== Excerpted records

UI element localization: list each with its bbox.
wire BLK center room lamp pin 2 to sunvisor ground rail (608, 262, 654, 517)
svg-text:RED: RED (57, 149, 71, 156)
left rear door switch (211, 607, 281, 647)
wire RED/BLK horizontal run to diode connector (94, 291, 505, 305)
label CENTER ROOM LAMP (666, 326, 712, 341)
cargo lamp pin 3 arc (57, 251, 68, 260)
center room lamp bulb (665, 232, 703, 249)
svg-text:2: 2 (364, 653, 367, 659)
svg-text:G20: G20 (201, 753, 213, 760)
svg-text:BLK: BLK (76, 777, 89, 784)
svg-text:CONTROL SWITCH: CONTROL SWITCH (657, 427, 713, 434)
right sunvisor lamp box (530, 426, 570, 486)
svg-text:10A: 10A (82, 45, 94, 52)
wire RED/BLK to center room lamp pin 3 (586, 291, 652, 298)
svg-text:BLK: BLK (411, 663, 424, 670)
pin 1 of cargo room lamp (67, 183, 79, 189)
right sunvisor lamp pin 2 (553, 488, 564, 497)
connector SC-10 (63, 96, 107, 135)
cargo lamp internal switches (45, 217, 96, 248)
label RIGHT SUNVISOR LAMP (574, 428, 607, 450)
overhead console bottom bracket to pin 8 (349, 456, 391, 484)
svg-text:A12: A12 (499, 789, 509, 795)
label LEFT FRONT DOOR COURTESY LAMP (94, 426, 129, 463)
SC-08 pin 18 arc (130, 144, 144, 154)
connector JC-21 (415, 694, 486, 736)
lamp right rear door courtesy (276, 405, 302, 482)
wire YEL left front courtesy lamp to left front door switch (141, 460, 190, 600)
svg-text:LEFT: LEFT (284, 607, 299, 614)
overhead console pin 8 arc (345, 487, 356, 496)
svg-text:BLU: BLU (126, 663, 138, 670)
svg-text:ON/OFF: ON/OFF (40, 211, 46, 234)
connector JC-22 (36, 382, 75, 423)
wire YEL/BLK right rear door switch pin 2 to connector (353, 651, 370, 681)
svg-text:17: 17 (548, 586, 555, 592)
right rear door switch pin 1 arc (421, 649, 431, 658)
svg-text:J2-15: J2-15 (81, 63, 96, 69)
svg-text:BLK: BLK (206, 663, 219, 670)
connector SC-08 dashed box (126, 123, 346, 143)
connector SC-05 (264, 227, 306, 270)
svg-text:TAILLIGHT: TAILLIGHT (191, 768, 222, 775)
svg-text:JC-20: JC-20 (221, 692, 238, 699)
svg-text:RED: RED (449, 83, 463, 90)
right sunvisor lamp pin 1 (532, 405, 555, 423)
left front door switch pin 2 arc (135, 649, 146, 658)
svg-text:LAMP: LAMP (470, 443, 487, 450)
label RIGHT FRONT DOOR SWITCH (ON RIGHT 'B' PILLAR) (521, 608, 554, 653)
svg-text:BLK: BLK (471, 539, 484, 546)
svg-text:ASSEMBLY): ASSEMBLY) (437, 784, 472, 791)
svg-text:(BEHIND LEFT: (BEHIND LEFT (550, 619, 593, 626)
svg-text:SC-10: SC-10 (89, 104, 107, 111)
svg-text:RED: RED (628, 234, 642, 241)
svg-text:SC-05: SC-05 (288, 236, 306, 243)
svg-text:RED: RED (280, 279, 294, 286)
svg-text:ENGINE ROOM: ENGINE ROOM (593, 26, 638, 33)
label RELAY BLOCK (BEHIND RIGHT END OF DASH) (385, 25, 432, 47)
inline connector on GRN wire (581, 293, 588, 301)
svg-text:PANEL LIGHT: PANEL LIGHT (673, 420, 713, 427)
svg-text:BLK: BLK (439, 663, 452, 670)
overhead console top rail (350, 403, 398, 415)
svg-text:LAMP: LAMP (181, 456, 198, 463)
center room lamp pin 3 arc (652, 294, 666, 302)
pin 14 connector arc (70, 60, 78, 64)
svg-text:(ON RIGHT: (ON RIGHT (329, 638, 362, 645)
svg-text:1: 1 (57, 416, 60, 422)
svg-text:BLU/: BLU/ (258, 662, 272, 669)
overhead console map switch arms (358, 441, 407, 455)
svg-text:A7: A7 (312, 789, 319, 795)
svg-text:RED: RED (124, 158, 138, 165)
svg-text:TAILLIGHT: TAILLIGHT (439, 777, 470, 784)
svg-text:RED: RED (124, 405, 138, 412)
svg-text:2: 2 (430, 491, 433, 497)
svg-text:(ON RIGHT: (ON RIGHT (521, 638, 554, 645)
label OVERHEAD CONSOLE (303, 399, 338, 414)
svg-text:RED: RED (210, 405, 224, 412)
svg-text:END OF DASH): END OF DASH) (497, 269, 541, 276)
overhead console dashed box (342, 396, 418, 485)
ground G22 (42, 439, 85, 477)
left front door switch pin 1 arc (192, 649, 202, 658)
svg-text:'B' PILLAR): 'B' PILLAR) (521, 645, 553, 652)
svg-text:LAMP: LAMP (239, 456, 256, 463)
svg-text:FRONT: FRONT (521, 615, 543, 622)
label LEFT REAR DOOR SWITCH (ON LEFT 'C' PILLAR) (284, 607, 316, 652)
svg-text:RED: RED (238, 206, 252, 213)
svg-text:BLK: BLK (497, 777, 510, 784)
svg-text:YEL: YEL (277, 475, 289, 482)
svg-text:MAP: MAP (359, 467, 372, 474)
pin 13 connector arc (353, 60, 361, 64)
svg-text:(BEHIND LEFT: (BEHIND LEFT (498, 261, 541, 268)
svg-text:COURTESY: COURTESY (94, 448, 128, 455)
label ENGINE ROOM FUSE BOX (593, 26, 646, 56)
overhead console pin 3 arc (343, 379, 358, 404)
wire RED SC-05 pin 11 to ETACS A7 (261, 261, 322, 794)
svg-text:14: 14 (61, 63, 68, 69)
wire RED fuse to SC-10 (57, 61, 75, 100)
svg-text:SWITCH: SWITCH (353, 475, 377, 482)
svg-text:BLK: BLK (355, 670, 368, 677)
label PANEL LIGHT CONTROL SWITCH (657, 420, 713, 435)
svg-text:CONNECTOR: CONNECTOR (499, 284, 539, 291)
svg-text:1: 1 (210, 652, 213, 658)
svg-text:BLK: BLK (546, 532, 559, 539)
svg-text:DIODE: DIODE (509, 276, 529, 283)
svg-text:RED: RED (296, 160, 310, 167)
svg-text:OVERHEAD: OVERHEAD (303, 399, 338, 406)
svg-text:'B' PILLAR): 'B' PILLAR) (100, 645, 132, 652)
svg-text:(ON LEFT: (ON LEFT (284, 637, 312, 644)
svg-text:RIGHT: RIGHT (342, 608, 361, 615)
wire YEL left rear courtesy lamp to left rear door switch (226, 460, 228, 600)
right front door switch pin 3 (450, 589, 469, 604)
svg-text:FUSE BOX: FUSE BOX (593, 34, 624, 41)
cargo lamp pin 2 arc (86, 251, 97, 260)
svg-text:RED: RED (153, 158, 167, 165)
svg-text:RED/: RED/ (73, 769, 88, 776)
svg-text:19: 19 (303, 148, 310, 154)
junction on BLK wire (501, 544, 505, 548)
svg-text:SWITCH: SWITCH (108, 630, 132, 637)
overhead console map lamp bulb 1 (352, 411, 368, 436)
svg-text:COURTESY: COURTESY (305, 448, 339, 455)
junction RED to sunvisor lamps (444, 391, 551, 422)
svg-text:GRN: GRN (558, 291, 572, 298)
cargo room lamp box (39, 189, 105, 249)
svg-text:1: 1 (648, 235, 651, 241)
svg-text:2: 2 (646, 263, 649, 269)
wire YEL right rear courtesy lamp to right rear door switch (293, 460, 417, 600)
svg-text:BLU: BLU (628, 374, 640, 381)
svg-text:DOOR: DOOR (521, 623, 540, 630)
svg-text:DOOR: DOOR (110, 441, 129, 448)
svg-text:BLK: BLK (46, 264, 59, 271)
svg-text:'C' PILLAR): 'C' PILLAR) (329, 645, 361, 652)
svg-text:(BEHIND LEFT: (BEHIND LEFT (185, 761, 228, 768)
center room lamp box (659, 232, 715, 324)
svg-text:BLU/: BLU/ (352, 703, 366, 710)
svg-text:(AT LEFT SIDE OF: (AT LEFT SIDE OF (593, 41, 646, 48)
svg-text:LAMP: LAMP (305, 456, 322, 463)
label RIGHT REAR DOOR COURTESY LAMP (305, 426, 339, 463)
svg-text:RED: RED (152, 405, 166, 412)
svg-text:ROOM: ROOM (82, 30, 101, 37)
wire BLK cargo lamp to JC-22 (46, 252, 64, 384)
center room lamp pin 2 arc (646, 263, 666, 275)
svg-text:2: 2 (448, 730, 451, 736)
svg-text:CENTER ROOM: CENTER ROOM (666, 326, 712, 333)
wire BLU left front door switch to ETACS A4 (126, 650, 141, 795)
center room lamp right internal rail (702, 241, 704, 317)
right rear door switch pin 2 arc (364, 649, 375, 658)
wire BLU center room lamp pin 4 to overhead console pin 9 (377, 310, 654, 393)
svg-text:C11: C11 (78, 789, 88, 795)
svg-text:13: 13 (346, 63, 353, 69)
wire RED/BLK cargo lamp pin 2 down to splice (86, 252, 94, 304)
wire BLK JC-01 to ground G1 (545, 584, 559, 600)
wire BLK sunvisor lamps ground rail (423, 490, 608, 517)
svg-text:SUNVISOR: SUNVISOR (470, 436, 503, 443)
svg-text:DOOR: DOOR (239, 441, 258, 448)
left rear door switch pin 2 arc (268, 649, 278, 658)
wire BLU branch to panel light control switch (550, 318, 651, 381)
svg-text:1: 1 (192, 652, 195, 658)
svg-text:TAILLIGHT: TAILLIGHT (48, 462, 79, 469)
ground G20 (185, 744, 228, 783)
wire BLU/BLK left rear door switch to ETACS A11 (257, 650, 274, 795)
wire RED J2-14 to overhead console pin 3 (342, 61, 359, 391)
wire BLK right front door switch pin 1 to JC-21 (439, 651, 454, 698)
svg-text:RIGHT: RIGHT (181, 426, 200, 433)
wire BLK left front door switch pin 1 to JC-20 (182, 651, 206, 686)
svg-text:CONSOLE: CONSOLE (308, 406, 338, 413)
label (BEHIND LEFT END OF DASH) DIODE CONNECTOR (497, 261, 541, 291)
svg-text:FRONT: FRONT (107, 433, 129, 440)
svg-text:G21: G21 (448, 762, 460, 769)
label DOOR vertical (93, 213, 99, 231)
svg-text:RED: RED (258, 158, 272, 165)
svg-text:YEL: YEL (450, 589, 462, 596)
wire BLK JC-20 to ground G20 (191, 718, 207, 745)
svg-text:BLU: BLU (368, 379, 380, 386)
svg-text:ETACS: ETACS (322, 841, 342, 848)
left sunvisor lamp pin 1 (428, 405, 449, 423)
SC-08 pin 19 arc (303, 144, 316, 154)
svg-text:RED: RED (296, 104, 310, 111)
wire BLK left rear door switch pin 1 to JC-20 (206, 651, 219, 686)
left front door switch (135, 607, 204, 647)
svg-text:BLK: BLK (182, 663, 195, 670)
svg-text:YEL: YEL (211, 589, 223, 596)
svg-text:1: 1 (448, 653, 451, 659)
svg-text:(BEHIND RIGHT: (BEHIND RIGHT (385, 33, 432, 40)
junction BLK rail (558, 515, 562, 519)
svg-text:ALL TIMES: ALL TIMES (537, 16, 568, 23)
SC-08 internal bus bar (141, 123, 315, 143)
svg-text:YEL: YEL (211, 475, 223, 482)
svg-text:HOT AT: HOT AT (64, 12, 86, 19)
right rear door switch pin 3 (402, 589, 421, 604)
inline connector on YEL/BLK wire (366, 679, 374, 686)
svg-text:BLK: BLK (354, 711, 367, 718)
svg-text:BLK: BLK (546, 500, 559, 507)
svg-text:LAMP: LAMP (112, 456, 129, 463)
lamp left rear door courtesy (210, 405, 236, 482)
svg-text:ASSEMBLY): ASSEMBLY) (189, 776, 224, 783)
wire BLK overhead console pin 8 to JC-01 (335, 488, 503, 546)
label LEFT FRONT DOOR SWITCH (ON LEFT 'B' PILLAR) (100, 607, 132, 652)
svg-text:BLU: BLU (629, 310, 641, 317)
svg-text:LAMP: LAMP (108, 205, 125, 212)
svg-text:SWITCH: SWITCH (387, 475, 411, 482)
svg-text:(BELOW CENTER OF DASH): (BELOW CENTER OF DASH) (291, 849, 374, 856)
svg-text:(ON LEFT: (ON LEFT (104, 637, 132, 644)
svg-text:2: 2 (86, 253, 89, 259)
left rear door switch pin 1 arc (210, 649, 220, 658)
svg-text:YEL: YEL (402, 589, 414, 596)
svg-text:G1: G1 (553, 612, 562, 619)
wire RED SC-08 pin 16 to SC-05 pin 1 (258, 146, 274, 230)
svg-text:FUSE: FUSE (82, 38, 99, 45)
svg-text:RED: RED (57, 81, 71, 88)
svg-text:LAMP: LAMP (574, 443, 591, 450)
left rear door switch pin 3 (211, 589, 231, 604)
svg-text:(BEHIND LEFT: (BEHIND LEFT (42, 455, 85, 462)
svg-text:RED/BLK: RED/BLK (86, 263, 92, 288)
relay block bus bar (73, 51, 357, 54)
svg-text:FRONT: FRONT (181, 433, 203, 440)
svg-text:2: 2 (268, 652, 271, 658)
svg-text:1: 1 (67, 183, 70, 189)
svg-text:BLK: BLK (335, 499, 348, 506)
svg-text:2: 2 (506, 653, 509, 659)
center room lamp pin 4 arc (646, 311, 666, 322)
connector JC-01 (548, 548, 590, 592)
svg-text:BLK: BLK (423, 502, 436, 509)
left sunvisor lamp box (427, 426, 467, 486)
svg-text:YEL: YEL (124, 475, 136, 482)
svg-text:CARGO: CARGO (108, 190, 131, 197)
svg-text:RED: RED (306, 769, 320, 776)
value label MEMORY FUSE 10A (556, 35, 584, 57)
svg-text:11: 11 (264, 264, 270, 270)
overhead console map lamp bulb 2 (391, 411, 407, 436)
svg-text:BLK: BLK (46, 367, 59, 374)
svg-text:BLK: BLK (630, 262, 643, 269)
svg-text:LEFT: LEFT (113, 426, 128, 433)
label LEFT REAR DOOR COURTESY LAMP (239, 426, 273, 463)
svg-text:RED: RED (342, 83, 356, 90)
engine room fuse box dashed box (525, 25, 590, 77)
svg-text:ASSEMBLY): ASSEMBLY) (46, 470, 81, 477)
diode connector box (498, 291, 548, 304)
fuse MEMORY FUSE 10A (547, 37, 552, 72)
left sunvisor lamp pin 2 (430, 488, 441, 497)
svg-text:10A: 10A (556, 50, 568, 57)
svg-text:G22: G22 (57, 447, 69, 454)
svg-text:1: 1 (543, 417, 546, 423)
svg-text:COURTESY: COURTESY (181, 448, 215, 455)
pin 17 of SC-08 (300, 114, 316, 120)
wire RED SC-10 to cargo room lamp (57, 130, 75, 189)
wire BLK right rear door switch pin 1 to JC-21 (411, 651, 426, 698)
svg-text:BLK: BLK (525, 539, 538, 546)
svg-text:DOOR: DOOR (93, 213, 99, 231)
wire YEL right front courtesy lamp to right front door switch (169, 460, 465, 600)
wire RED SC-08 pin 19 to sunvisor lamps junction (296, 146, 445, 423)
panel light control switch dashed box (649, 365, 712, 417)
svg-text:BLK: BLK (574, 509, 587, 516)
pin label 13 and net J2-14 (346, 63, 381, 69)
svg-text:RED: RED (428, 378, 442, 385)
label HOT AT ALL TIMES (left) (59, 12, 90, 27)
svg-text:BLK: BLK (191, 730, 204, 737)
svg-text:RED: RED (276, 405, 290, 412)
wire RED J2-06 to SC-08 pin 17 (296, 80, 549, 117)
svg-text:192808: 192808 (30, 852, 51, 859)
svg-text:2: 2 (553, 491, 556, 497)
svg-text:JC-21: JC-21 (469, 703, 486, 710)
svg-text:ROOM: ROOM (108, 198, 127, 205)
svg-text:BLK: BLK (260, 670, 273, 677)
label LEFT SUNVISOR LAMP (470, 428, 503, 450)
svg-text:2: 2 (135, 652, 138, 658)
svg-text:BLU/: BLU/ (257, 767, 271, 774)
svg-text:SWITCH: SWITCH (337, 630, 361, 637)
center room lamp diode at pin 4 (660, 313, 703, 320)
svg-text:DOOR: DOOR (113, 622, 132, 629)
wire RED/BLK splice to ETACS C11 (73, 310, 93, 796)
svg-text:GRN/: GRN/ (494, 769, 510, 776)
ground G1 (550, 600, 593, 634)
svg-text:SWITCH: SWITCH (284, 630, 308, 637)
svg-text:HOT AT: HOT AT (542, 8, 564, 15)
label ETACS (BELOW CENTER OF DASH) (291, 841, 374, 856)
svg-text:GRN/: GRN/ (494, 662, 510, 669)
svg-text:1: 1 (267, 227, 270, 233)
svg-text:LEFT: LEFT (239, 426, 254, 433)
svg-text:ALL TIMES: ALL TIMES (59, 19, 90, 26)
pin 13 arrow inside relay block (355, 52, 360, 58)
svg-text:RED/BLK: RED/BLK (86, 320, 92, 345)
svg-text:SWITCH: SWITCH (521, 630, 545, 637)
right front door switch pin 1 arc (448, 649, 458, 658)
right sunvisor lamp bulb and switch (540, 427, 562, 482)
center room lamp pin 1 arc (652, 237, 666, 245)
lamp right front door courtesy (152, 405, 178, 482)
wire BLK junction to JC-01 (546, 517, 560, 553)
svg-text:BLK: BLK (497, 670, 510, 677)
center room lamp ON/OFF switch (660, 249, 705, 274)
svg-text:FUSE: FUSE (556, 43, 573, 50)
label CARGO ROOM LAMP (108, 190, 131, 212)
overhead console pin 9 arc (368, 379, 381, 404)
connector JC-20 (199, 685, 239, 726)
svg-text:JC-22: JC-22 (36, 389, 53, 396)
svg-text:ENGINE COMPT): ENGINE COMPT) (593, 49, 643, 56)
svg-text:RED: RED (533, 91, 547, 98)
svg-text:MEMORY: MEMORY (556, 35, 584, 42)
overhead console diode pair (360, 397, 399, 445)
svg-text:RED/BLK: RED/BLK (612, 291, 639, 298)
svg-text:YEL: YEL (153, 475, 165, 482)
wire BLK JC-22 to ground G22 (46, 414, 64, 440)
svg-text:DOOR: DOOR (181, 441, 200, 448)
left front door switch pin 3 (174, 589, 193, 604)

====

Set exercise: Output the entries from their first line through the line containing "center room lamp bulb (665, 232, 703, 249)", inclusive, as a numbered list with blank lines omitted.

Task solution:
1. UI element localization: list each with its bbox.
2. wire BLK center room lamp pin 2 to sunvisor ground rail (608, 262, 654, 517)
3. svg-text:RED: RED (57, 149, 71, 156)
4. left rear door switch (211, 607, 281, 647)
5. wire RED/BLK horizontal run to diode connector (94, 291, 505, 305)
6. label CENTER ROOM LAMP (666, 326, 712, 341)
7. cargo lamp pin 3 arc (57, 251, 68, 260)
8. center room lamp bulb (665, 232, 703, 249)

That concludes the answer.